Problem to solve ▸
Reproduce the listing below in its entirety. Change nothing.

>> begin

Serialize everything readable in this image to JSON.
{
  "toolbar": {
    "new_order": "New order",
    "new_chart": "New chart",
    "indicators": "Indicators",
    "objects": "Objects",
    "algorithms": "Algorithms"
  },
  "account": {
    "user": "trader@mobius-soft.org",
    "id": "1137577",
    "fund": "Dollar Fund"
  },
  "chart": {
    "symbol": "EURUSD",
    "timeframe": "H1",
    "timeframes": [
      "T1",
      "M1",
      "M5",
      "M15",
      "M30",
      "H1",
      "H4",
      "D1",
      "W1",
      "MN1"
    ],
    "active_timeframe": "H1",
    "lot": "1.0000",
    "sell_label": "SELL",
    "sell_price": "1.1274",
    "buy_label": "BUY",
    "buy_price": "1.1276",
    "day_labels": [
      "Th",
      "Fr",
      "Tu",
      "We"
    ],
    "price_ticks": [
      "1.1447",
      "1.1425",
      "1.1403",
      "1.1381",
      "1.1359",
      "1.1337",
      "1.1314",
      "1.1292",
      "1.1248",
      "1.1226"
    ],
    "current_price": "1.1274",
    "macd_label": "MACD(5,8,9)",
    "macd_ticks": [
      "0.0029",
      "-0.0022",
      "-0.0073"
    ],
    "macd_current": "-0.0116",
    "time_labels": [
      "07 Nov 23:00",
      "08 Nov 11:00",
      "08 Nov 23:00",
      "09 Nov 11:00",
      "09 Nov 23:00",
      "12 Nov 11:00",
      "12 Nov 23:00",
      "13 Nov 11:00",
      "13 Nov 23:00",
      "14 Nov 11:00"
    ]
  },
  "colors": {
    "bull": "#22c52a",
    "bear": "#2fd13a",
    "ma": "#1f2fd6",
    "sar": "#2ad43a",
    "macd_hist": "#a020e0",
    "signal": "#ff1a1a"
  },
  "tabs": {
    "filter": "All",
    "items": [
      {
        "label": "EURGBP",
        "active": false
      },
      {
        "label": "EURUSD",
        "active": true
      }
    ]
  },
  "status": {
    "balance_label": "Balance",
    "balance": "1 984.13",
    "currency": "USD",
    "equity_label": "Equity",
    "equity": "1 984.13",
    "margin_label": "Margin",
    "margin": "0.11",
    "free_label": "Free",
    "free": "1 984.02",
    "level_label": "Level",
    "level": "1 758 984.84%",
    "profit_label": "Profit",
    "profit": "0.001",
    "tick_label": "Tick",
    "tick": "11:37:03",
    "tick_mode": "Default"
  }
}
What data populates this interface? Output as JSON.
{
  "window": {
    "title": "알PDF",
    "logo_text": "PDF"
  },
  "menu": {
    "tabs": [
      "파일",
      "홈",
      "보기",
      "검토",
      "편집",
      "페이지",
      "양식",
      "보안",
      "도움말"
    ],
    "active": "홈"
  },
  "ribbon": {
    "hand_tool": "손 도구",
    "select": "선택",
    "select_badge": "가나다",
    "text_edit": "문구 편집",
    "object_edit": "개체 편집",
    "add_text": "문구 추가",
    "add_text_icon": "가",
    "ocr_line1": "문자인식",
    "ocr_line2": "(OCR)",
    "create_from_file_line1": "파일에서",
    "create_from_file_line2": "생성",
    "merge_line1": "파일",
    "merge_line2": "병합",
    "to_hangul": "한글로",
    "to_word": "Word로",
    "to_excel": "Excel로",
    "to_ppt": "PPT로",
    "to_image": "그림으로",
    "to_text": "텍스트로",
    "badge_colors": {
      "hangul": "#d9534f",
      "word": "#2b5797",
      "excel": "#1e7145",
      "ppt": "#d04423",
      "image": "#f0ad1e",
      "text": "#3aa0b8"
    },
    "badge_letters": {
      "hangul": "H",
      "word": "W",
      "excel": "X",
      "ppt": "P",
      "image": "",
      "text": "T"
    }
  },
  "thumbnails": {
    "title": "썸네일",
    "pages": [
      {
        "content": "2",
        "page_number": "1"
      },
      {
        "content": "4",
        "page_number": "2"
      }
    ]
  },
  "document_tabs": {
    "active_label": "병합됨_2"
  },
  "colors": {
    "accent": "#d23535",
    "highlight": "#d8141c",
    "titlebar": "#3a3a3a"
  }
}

>> end

The result ▸
Serialize everything readable in this image to JSON.
{
  "toolbar": {
    "new_order": "New order",
    "new_chart": "New chart",
    "indicators": "Indicators",
    "objects": "Objects",
    "algorithms": "Algorithms"
  },
  "account": {
    "user": "trader@mobius-soft.org",
    "id": "1137577",
    "fund": "Dollar Fund"
  },
  "chart": {
    "symbol": "EURUSD",
    "timeframe": "H1",
    "timeframes": [
      "T1",
      "M1",
      "M5",
      "M15",
      "M30",
      "H1",
      "H4",
      "D1",
      "W1",
      "MN1"
    ],
    "active_timeframe": "H1",
    "lot": "1.0000",
    "sell_label": "SELL",
    "sell_price": "1.1274",
    "buy_label": "BUY",
    "buy_price": "1.1276",
    "day_labels": [
      "Th",
      "Fr",
      "Tu",
      "We"
    ],
    "price_ticks": [
      "1.1447",
      "1.1425",
      "1.1403",
      "1.1381",
      "1.1359",
      "1.1337",
      "1.1314",
      "1.1292",
      "1.1248",
      "1.1226"
    ],
    "current_price": "1.1274",
    "macd_label": "MACD(5,8,9)",
    "macd_ticks": [
      "0.0029",
      "-0.0022",
      "-0.0073"
    ],
    "macd_current": "-0.0116",
    "time_labels": [
      "07 Nov 23:00",
      "08 Nov 11:00",
      "08 Nov 23:00",
      "09 Nov 11:00",
      "09 Nov 23:00",
      "12 Nov 11:00",
      "12 Nov 23:00",
      "13 Nov 11:00",
      "13 Nov 23:00",
      "14 Nov 11:00"
    ]
  },
  "colors": {
    "bull": "#22c52a",
    "bear": "#2fd13a",
    "ma": "#1f2fd6",
    "sar": "#2ad43a",
    "macd_hist": "#a020e0",
    "signal": "#ff1a1a"
  },
  "tabs": {
    "filter": "All",
    "items": [
      {
        "label": "EURGBP",
        "active": false
      },
      {
        "label": "EURUSD",
        "active": true
      }
    ]
  },
  "status": {
    "balance_label": "Balance",
    "balance": "1 984.13",
    "currency": "USD",
    "equity_label": "Equity",
    "equity": "1 984.13",
    "margin_label": "Margin",
    "margin": "0.11",
    "free_label": "Free",
    "free": "1 984.02",
    "level_label": "Level",
    "level": "1 758 984.84%",
    "profit_label": "Profit",
    "profit": "0.001",
    "tick_label": "Tick",
    "tick": "11:37:03",
    "tick_mode": "Default"
  }
}
What data populates this interface? Output as JSON.
{
  "window": {
    "title": "알PDF",
    "logo_text": "PDF"
  },
  "menu": {
    "tabs": [
      "파일",
      "홈",
      "보기",
      "검토",
      "편집",
      "페이지",
      "양식",
      "보안",
      "도움말"
    ],
    "active": "홈"
  },
  "ribbon": {
    "hand_tool": "손 도구",
    "select": "선택",
    "select_badge": "가나다",
    "text_edit": "문구 편집",
    "object_edit": "개체 편집",
    "add_text": "문구 추가",
    "add_text_icon": "가",
    "ocr_line1": "문자인식",
    "ocr_line2": "(OCR)",
    "create_from_file_line1": "파일에서",
    "create_from_file_line2": "생성",
    "merge_line1": "파일",
    "merge_line2": "병합",
    "to_hangul": "한글로",
    "to_word": "Word로",
    "to_excel": "Excel로",
    "to_ppt": "PPT로",
    "to_image": "그림으로",
    "to_text": "텍스트로",
    "badge_colors": {
      "hangul": "#d9534f",
      "word": "#2b5797",
      "excel": "#1e7145",
      "ppt": "#d04423",
      "image": "#f0ad1e",
      "text": "#3aa0b8"
    },
    "badge_letters": {
      "hangul": "H",
      "word": "W",
      "excel": "X",
      "ppt": "P",
      "image": "",
      "text": "T"
    }
  },
  "thumbnails": {
    "title": "썸네일",
    "pages": [
      {
        "content": "2",
        "page_number": "1"
      },
      {
        "content": "4",
        "page_number": "2"
      }
    ]
  },
  "document_tabs": {
    "active_label": "병합됨_2"
  },
  "colors": {
    "accent": "#d23535",
    "highlight": "#d8141c",
    "titlebar": "#3a3a3a"
  }
}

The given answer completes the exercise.